Aim of the task. Put each line of the rows below into a Markdown table with two columns, Line No. and Content, numbering the lines in order and skipping blank ones. Leave the pictures out.

Provided material.
*****

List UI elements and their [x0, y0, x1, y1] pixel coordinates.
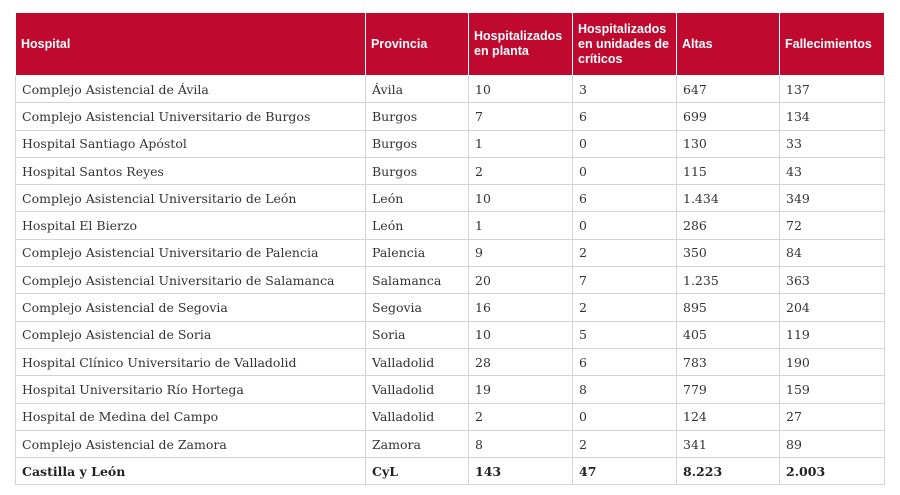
cell-criticos: 0 [573, 212, 677, 239]
cell-altas: 8.223 [677, 458, 780, 485]
cell-provincia: Valladolid [366, 348, 469, 375]
cell-criticos: 6 [573, 185, 677, 212]
cell-criticos: 2 [573, 430, 677, 457]
cell-planta: 9 [469, 239, 573, 266]
cell-planta: 143 [469, 458, 573, 485]
table-row [16, 294, 885, 321]
cell-planta: 1 [469, 212, 573, 239]
cell-altas: 647 [677, 76, 780, 103]
cell-hospital: Complejo Asistencial de Segovia [16, 294, 366, 321]
table-row [16, 103, 885, 130]
table-row [16, 430, 885, 457]
cell-altas: 115 [677, 157, 780, 184]
cell-fallecimientos: 134 [780, 103, 885, 130]
header-planta: Hospitalizados en planta [469, 13, 573, 76]
cell-fallecimientos: 33 [780, 130, 885, 157]
cell-fallecimientos: 27 [780, 403, 885, 430]
table-body [16, 76, 885, 485]
cell-provincia: Valladolid [366, 376, 469, 403]
cell-fallecimientos: 89 [780, 430, 885, 457]
cell-planta: 28 [469, 348, 573, 375]
cell-criticos: 2 [573, 239, 677, 266]
cell-fallecimientos: 204 [780, 294, 885, 321]
cell-criticos: 6 [573, 103, 677, 130]
cell-provincia: León [366, 212, 469, 239]
header-fallecimientos: Fallecimientos [780, 13, 885, 76]
cell-provincia: Zamora [366, 430, 469, 457]
table-row [16, 403, 885, 430]
table-row [16, 267, 885, 294]
cell-criticos: 0 [573, 157, 677, 184]
cell-criticos: 6 [573, 348, 677, 375]
cell-planta: 10 [469, 185, 573, 212]
cell-planta: 20 [469, 267, 573, 294]
cell-planta: 7 [469, 103, 573, 130]
cell-provincia: Burgos [366, 130, 469, 157]
hospital-data-table [15, 12, 885, 485]
table-row [16, 376, 885, 403]
cell-provincia: Soria [366, 321, 469, 348]
cell-altas: 286 [677, 212, 780, 239]
header-provincia: Provincia [366, 13, 469, 76]
cell-altas: 779 [677, 376, 780, 403]
cell-altas: 1.434 [677, 185, 780, 212]
cell-fallecimientos: 119 [780, 321, 885, 348]
cell-hospital: Complejo Asistencial Universitario de Palencia [16, 239, 366, 266]
cell-planta: 10 [469, 321, 573, 348]
cell-provincia: Burgos [366, 103, 469, 130]
cell-altas: 350 [677, 239, 780, 266]
cell-criticos: 2 [573, 294, 677, 321]
cell-planta: 2 [469, 157, 573, 184]
cell-hospital: Complejo Asistencial Universitario de León [16, 185, 366, 212]
cell-provincia: CyL [366, 458, 469, 485]
cell-criticos: 0 [573, 130, 677, 157]
table-row [16, 157, 885, 184]
cell-provincia: Palencia [366, 239, 469, 266]
cell-hospital: Complejo Asistencial de Ávila [16, 76, 366, 103]
cell-hospital: Complejo Asistencial Universitario de Burgos [16, 103, 366, 130]
cell-hospital: Complejo Asistencial de Zamora [16, 430, 366, 457]
cell-planta: 19 [469, 376, 573, 403]
table-row [16, 185, 885, 212]
cell-hospital: Hospital Clínico Universitario de Valladolid [16, 348, 366, 375]
table-row [16, 76, 885, 103]
cell-provincia: Ávila [366, 76, 469, 103]
cell-altas: 1.235 [677, 267, 780, 294]
cell-planta: 16 [469, 294, 573, 321]
header-criticos: Hospitalizados en unidades de críticos [573, 13, 677, 76]
cell-altas: 783 [677, 348, 780, 375]
cell-fallecimientos: 363 [780, 267, 885, 294]
cell-provincia: Segovia [366, 294, 469, 321]
cell-provincia: León [366, 185, 469, 212]
table-row-total [16, 458, 885, 485]
cell-fallecimientos: 2.003 [780, 458, 885, 485]
cell-fallecimientos: 349 [780, 185, 885, 212]
cell-criticos: 8 [573, 376, 677, 403]
cell-provincia: Burgos [366, 157, 469, 184]
cell-criticos: 3 [573, 76, 677, 103]
cell-criticos: 0 [573, 403, 677, 430]
cell-hospital: Hospital Santiago Apóstol [16, 130, 366, 157]
cell-altas: 341 [677, 430, 780, 457]
cell-criticos: 7 [573, 267, 677, 294]
cell-planta: 8 [469, 430, 573, 457]
cell-hospital: Complejo Asistencial Universitario de Salamanca [16, 267, 366, 294]
cell-fallecimientos: 84 [780, 239, 885, 266]
cell-fallecimientos: 137 [780, 76, 885, 103]
cell-altas: 699 [677, 103, 780, 130]
cell-hospital: Castilla y León [16, 458, 366, 485]
cell-criticos: 47 [573, 458, 677, 485]
header-hospital: Hospital [16, 13, 366, 76]
table-header-row [16, 13, 885, 76]
cell-fallecimientos: 159 [780, 376, 885, 403]
cell-hospital: Hospital Universitario Río Hortega [16, 376, 366, 403]
table-row [16, 212, 885, 239]
table-row [16, 239, 885, 266]
cell-provincia: Valladolid [366, 403, 469, 430]
cell-altas: 124 [677, 403, 780, 430]
cell-planta: 2 [469, 403, 573, 430]
cell-fallecimientos: 72 [780, 212, 885, 239]
cell-fallecimientos: 43 [780, 157, 885, 184]
cell-provincia: Salamanca [366, 267, 469, 294]
cell-planta: 10 [469, 76, 573, 103]
cell-altas: 405 [677, 321, 780, 348]
cell-altas: 895 [677, 294, 780, 321]
cell-hospital: Hospital Santos Reyes [16, 157, 366, 184]
cell-hospital: Hospital de Medina del Campo [16, 403, 366, 430]
header-altas: Altas [677, 13, 780, 76]
cell-planta: 1 [469, 130, 573, 157]
cell-altas: 130 [677, 130, 780, 157]
table-row [16, 348, 885, 375]
table-row [16, 321, 885, 348]
cell-hospital: Complejo Asistencial de Soria [16, 321, 366, 348]
cell-hospital: Hospital El Bierzo [16, 212, 366, 239]
cell-criticos: 5 [573, 321, 677, 348]
cell-fallecimientos: 190 [780, 348, 885, 375]
table-row [16, 130, 885, 157]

*****

Task output.
| Line No. | Content |
|---|---|
| 1 | List UI elements and their [x0, y0, x1, y1] pixel coordinates. |
| 2 | cell-criticos: 0 [573, 212, 677, 239] |
| 3 | cell-altas: 8.223 [677, 458, 780, 485] |
| 4 | cell-provincia: Valladolid [366, 348, 469, 375] |
| 5 | cell-criticos: 6 [573, 185, 677, 212] |
| 6 | cell-criticos: 2 [573, 430, 677, 457] |
| 7 | cell-planta: 9 [469, 239, 573, 266] |
| 8 | cell-planta: 143 [469, 458, 573, 485] |
| 9 | table-row [16, 294, 885, 321] |
| 10 | cell-planta: 1 [469, 212, 573, 239] |
| 11 | cell-altas: 647 [677, 76, 780, 103] |
| 12 | cell-hospital: Complejo Asistencial de Segovia [16, 294, 366, 321] |
| 13 | table-row [16, 103, 885, 130] |
| 14 | table-row [16, 430, 885, 457] |
| 15 | cell-altas: 115 [677, 157, 780, 184] |
| 16 | cell-fallecimientos: 134 [780, 103, 885, 130] |
| 17 | header-planta: Hospitalizados en planta [469, 13, 573, 76] |
| 18 | cell-fallecimientos: 33 [780, 130, 885, 157] |
| 19 | cell-fallecimientos: 27 [780, 403, 885, 430] |
| 20 | table-body [16, 76, 885, 485] |
| 21 | cell-provincia: Valladolid [366, 376, 469, 403] |
| 22 | cell-fallecimientos: 89 [780, 430, 885, 457] |
| 23 | cell-planta: 28 [469, 348, 573, 375] |
| 24 | cell-criticos: 2 [573, 239, 677, 266] |
| 25 | cell-fallecimientos: 204 [780, 294, 885, 321] |
| 26 | cell-criticos: 6 [573, 103, 677, 130] |
| 27 | cell-provincia: León [366, 212, 469, 239] |
| 28 | header-fallecimientos: Fallecimientos [780, 13, 885, 76] |
| 29 | cell-provincia: Zamora [366, 430, 469, 457] |
| 30 | table-row [16, 403, 885, 430] |
| 31 | table-row [16, 267, 885, 294] |
| 32 | cell-criticos: 0 [573, 157, 677, 184] |
| 33 | cell-criticos: 6 [573, 348, 677, 375] |
| 34 | cell-planta: 10 [469, 185, 573, 212] |
| 35 | cell-planta: 20 [469, 267, 573, 294] |
| 36 | cell-planta: 7 [469, 103, 573, 130] |
| 37 | cell-provincia: Burgos [366, 130, 469, 157] |
| 38 | hospital-data-table [15, 12, 885, 485] |
| 39 | table-row [16, 376, 885, 403] |
| 40 | cell-provincia: Soria [366, 321, 469, 348] |
| 41 | cell-altas: 286 [677, 212, 780, 239] |
| 42 | header-provincia: Provincia [366, 13, 469, 76] |
| 43 | cell-altas: 779 [677, 376, 780, 403] |
| 44 | cell-altas: 1.434 [677, 185, 780, 212] |
| 45 | cell-fallecimientos: 119 [780, 321, 885, 348] |
| 46 | cell-hospital: Complejo Asistencial Universitario de Palencia [16, 239, 366, 266] |
| 47 | cell-planta: 10 [469, 321, 573, 348] |
| 48 | cell-provincia: Burgos [366, 103, 469, 130] |
| 49 | cell-altas: 350 [677, 239, 780, 266] |
| 50 | cell-criticos: 2 [573, 294, 677, 321] |
| 51 | cell-planta: 2 [469, 157, 573, 184] |
| 52 | cell-hospital: Complejo Asistencial Universitario de León [16, 185, 366, 212] |
| 53 | cell-provincia: CyL [366, 458, 469, 485] |
| 54 | cell-criticos: 0 [573, 130, 677, 157] |
| 55 | table-row [16, 157, 885, 184] |
| 56 | cell-provincia: Palencia [366, 239, 469, 266] |
| 57 | cell-hospital: Complejo Asistencial de Ávila [16, 76, 366, 103] |
| 58 | cell-hospital: Complejo Asistencial Universitario de Burgos [16, 103, 366, 130] |
| 59 | cell-hospital: Complejo Asistencial de Zamora [16, 430, 366, 457] |
| 60 | cell-planta: 19 [469, 376, 573, 403] |
| 61 | table-row [16, 185, 885, 212] |
| 62 | cell-hospital: Hospital Clínico Universitario de Valladolid [16, 348, 366, 375] |
| 63 | table-row [16, 76, 885, 103] |
| 64 | cell-provincia: Ávila [366, 76, 469, 103] |
| 65 | cell-altas: 1.235 [677, 267, 780, 294] |
| 66 | cell-planta: 16 [469, 294, 573, 321] |
| 67 | header-criticos: Hospitalizados en unidades de críticos [573, 13, 677, 76] |
| 68 | cell-altas: 783 [677, 348, 780, 375] |
| 69 | cell-fallecimientos: 363 [780, 267, 885, 294] |
| 70 | cell-provincia: Segovia [366, 294, 469, 321] |
| 71 | cell-provincia: León [366, 185, 469, 212] |
| 72 | table-row-total [16, 458, 885, 485] |
| 73 | cell-fallecimientos: 2.003 [780, 458, 885, 485] |
| 74 | cell-fallecimientos: 349 [780, 185, 885, 212] |
| 75 | cell-criticos: 8 [573, 376, 677, 403] |
| 76 | cell-provincia: Burgos [366, 157, 469, 184] |
| 77 | cell-criticos: 3 [573, 76, 677, 103] |
| 78 | cell-criticos: 0 [573, 403, 677, 430] |
| 79 | cell-hospital: Hospital Santiago Apóstol [16, 130, 366, 157] |
| 80 | cell-altas: 341 [677, 430, 780, 457] |
| 81 | cell-criticos: 7 [573, 267, 677, 294] |
| 82 | cell-planta: 8 [469, 430, 573, 457] |
| 83 | cell-hospital: Complejo Asistencial Universitario de Salamanca [16, 267, 366, 294] |
| 84 | cell-fallecimientos: 84 [780, 239, 885, 266] |
| 85 | cell-fallecimientos: 137 [780, 76, 885, 103] |
| 86 | cell-altas: 699 [677, 103, 780, 130] |
| 87 | cell-hospital: Castilla y León [16, 458, 366, 485] |
| 88 | cell-criticos: 47 [573, 458, 677, 485] |
| 89 | header-hospital: Hospital [16, 13, 366, 76] |
| 90 | table-header-row [16, 13, 885, 76] |
| 91 | cell-fallecimientos: 159 [780, 376, 885, 403] |
| 92 | cell-hospital: Hospital Universitario Río Hortega [16, 376, 366, 403] |
| 93 | table-row [16, 212, 885, 239] |
| 94 | table-row [16, 239, 885, 266] |
| 95 | cell-provincia: Valladolid [366, 403, 469, 430] |
| 96 | cell-altas: 124 [677, 403, 780, 430] |
| 97 | cell-planta: 2 [469, 403, 573, 430] |
| 98 | cell-fallecimientos: 72 [780, 212, 885, 239] |
| 99 | cell-fallecimientos: 43 [780, 157, 885, 184] |
| 100 | cell-provincia: Salamanca [366, 267, 469, 294] |
| 101 | cell-planta: 10 [469, 76, 573, 103] |
| 102 | cell-altas: 405 [677, 321, 780, 348] |
| 103 | cell-altas: 895 [677, 294, 780, 321] |
| 104 | cell-hospital: Hospital Santos Reyes [16, 157, 366, 184] |
| 105 | cell-hospital: Hospital de Medina del Campo [16, 403, 366, 430] |
| 106 | header-altas: Altas [677, 13, 780, 76] |
| 107 | cell-planta: 1 [469, 130, 573, 157] |
| 108 | cell-altas: 130 [677, 130, 780, 157] |
| 109 | table-row [16, 348, 885, 375] |
| 110 | table-row [16, 321, 885, 348] |
| 111 | cell-hospital: Complejo Asistencial de Soria [16, 321, 366, 348] |
| 112 | cell-hospital: Hospital El Bierzo [16, 212, 366, 239] |
| 113 | cell-criticos: 5 [573, 321, 677, 348] |
| 114 | cell-fallecimientos: 190 [780, 348, 885, 375] |
| 115 | table-row [16, 130, 885, 157] |